(WHAT TO WORK ON):
[1] What does the oil and gas accounting text state on each of these points?
(a) About how much have annual revisions to the reserve estimates averaged over the past five years?
(b) What discount factor does the ceiling calculation require?
(c) Into shares of which company's common stock are the debentures exchangeable?
[2] Write what comes next in the oil and gas accounting text, picking up after its last sentence.

(SOURCE TEXT):
* * *

The passage of time provides more qualitative information
regarding estimates of reserves, and revisions are made to prior
estimates to reflect updated information. In the past five
years, annual revisions to our reserve estimates, which have
been both increases and decreases in individual years, have
averaged approximately 1% of the previous years estimate.
However, there can be no assurance that more significant
revisions will not be necessary in the future. If future
significant revisions are necessary that reduce previously
estimated reserve quantities, it could result in a full cost
property writedown. In addition to the impact of the estimates
of proved reserves on the calculation of the ceiling, estimates
of proved reserves are also a significant component of the
calculation of DD&A.
While the quantities of proved reserves require substantial
judgment, the associated prices of oil, natural gas and NGL
reserves, and the applicable discount rate, that are used to
calculate the discounted present value of the reserves do not
require judgment. The ceiling calculation dictates that a 10%
discount factor be used
49
and that prices and costs in effect as of the last day of the
period are held constant indefinitely. Therefore, the future net
revenues associated with the estimated proved reserves are not
based on our assessment of future prices or costs. Rather, they
are based on such prices and costs in effect as of the end of
each quarter when the ceiling calculation is performed. In
calculating the ceiling, we adjust the
end-of-period
price by the effect of cash flow hedges in place. This
adjustment requires little judgment as the
end-of-period
price is adjusted using the contract prices for our cash flow
hedges. We had no such hedges outstanding at December 31,
2006.
Because the ceiling calculation dictates that prices in effect
as of the last day of the applicable quarter are held constant
indefinitely, and requires a 10% discount factor, the resulting
value is not indicative of the true fair value of the reserves.
Oil and natural gas prices have historically been volatile. On
any particular day at the end of a quarter, prices can be either
substantially higher or lower than our long-term price forecast
that is a barometer for true fair value. Therefore, oil and gas
property writedowns that result from applying the full cost
ceiling limitation, and that are caused by fluctuations in price
as opposed to reductions to the underlying quantities of
reserves, should not be viewed as absolute indicators of a
reduction of the ultimate value of the related reserves.
Derivative
Financial Instruments
Policy
Description
The majority of our historical derivative instruments have
consisted of commodity financial instruments used to manage our
cash flow exposure to oil and gas price volatility. We have also
entered into interest rate swaps to manage our exposure to
interest rate volatility. The interest rate swaps mitigate
either the cash flow effects of interest rate fluctuations on
interest expense for variable-rate debt instruments, or the fair
value effects of interest rate fluctuations on fixed-rate debt.
We also have an embedded option derivative related to the fair
value of our debentures exchangeable into shares of Chevron
Corporation common stock.
All derivatives are recognized at their current fair value on
our balance sheet. Changes in the fair value of derivative
financial instruments are recorded in the statement of
operations unless specific hedge accounting criteria are met. If
such criteria are met for cash flow hedges, the effective
portion of the change in the fair value is recorded directly to
accumulated other comprehensive income, a component of
stockholders equity, until the hedged transaction occurs.

* * *

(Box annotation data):

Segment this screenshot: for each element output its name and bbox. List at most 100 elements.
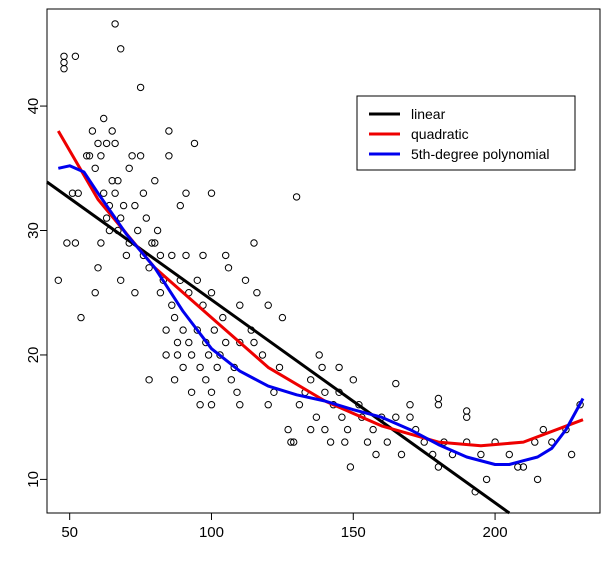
scatter-point (349, 376, 357, 384)
scatter-point (193, 276, 202, 284)
scatter-point (287, 438, 295, 446)
scatter-point (125, 164, 133, 173)
scatter-point (190, 139, 199, 148)
scatter-point (151, 177, 159, 185)
scatter-point (292, 193, 301, 201)
scatter-point (91, 164, 99, 173)
scatter-point (207, 189, 216, 197)
legend: linear quadratic 5th-degree polynomial (356, 95, 576, 171)
scatter-point (176, 201, 185, 210)
scatter-point (315, 351, 323, 359)
scatter-point (278, 313, 287, 322)
scatter-point (397, 450, 406, 459)
scatter-point (196, 363, 204, 372)
scatter-point (68, 189, 77, 197)
scatter-point (60, 65, 68, 73)
scatter-point (102, 214, 111, 222)
scatter-point (85, 152, 94, 160)
plot-frame (46, 8, 601, 514)
scatter-point (295, 401, 304, 409)
scatter-point (219, 313, 227, 322)
scatter-point (224, 264, 233, 272)
scatter-point (318, 363, 326, 372)
scatter-point (307, 425, 315, 434)
y-tick-label: 20 (25, 347, 42, 364)
scatter-point (182, 251, 190, 260)
scatter-point (341, 438, 349, 446)
legend-label-polynomial: 5th-degree polynomial (411, 146, 550, 162)
scatter-point (136, 152, 145, 160)
scatter-point (326, 438, 335, 446)
scatter-point (434, 401, 443, 409)
scatter-point (102, 139, 111, 148)
y-tick-label: 30 (25, 222, 42, 239)
x-tick-label: 50 (61, 524, 78, 541)
scatter-point (185, 338, 193, 347)
scatter-point (145, 376, 153, 384)
scatter-point (60, 58, 68, 67)
scatter-point (241, 276, 250, 284)
scatter-point (236, 338, 244, 347)
scatter-point (233, 388, 241, 396)
scatter-point (100, 189, 108, 197)
scatter-point (477, 450, 485, 459)
scatter-point (258, 351, 267, 359)
scatter-point (170, 376, 179, 384)
scatter-point (74, 189, 82, 197)
scatter-point (383, 438, 391, 446)
scatter-point (207, 388, 216, 396)
scatter-point (136, 83, 145, 92)
scatter-point (312, 413, 321, 421)
scatter-point (148, 239, 156, 247)
legend-label-linear: linear (411, 106, 446, 122)
scatter-point (94, 264, 102, 272)
scatter-point (187, 351, 196, 359)
scatter-point (162, 351, 170, 359)
scatter-point (250, 239, 258, 247)
axes: 50 100 150 200 10 20 30 40 (25, 98, 507, 541)
scatter-point (117, 276, 125, 284)
scatter-point (482, 475, 491, 484)
scatter-point (122, 251, 131, 260)
scatter-point (307, 376, 315, 384)
scatter-point (145, 264, 153, 272)
scatter-point (207, 401, 216, 409)
scatter-point (156, 251, 165, 260)
scatter-point (392, 413, 400, 421)
scatter-point (406, 413, 414, 421)
scatter-point (117, 45, 125, 53)
scatter-point (97, 152, 105, 160)
scatter-point (321, 388, 329, 396)
scatter-point (168, 251, 176, 260)
scatter-point (71, 52, 80, 60)
scatter-point (284, 425, 292, 434)
scatter-point (162, 326, 170, 334)
scatter-point (108, 127, 116, 135)
scatter-point (202, 376, 210, 384)
scatter-point (111, 189, 119, 197)
scatter-point (134, 226, 142, 235)
scatter-point (196, 401, 204, 409)
scatter-point (204, 351, 213, 359)
scatter-point (539, 425, 547, 434)
scatter-point (363, 438, 372, 446)
scatter-point (77, 313, 85, 322)
scatter-point (165, 127, 173, 135)
scatter-point (170, 313, 179, 322)
scatter-point (139, 189, 148, 197)
scatter-point (463, 407, 471, 415)
scatter-point (321, 425, 329, 434)
scatter-point (54, 276, 62, 284)
scatter-point (264, 401, 272, 409)
scatter-point (463, 413, 471, 421)
scatter-point (117, 214, 125, 222)
scatter-point (153, 226, 162, 235)
scatter-point (369, 425, 377, 434)
scatter-point (236, 401, 244, 409)
scatter-point (227, 376, 236, 384)
scatter-points (54, 20, 584, 496)
scatter-point (213, 363, 221, 372)
scatter-point (179, 363, 187, 372)
scatter-point (156, 289, 165, 297)
scatter-point (567, 450, 576, 459)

* * *

(EXERCISE ANSWERS):
[1]
(a) Approximately 1% of the previous year's estimate.
(b) A 10% discount factor.
(c) Chevron Corporation.

[2]
The ineffective portion of the change in fair value is recorded
in the statement of operations. If hedge accounting criteria are
met for fair value hedges, the change in the fair value is
recorded in the statement of operations with an offsetting
amount recorded for the change in fair value of the hedged item.
A derivative instrument qualifies for hedge accounting treatment
if we designate the instrument as such on the date the
derivative contract is entered into or the date of an
acquisition or business combination which includes derivative
contracts. Additionally, we must document the relationship
between the hedging instrument and hedged item, as well as the
risk-management objective and strategy for undertaking the
instrument. We must also assess, both at the instruments
inception and on an ongoing basis, whether the derivative is
highly effective in offsetting the change in cash flow of the
hedged item.
Judgments
and Assumptions
The estimates of the fair values of our commodity derivative
instruments require substantial judgment. For these instruments,
we obtain forward price and volatility data for all major oil
and gas trading points in North America from independent third
parties. These forward prices are compared to the price
parameters contained in the hedge agreements. The resulting
estimated future cash inflows or outflows over the lives of the
hedge contracts are discounted using LIBOR and money market
futures rates for the first year and money market futures and
swap rates thereafter. In addition, we estimate the option value
of price floors and price caps using an option pricing model.
These pricing and discounting variables are sensitive to the
period of the contract and market volatility as well as changes
in forward prices, regional price differentials and interest
rates. Fair values of our other derivative instruments require
less judgment to estimate and are primarily based on quotes from
independent third parties such as counterparties or brokers.
50
Quarterly changes in estimates of fair value have only a minimal
impact on our liquidity, capital resources or results of
operations, as long as the derivative instruments qualify for
hedge accounting treatment. Changes in the fair values of
derivatives that do not qualify for hedge accounting treatment
can have a significant impact on our results of operations, but
generally will not impact our liquidity or capital resources.
Settlements of derivative instruments, regardless of whether
they qualify for hedge accounting, do have an impact on our
liquidity and results of operations. Generally, if actual market
prices are higher than the price of the derivative instruments,
our net earnings and cash flow from operations will be lower
relative to the results that would have occurred absent these
instruments. The opposite is also true. Additional information
regarding the effects that changes in market prices will have on
our derivative financial instruments, net earnings and cash flow
from operations is included in Item 7A. Quantitative
and Qualitative Disclosures about Market Risk.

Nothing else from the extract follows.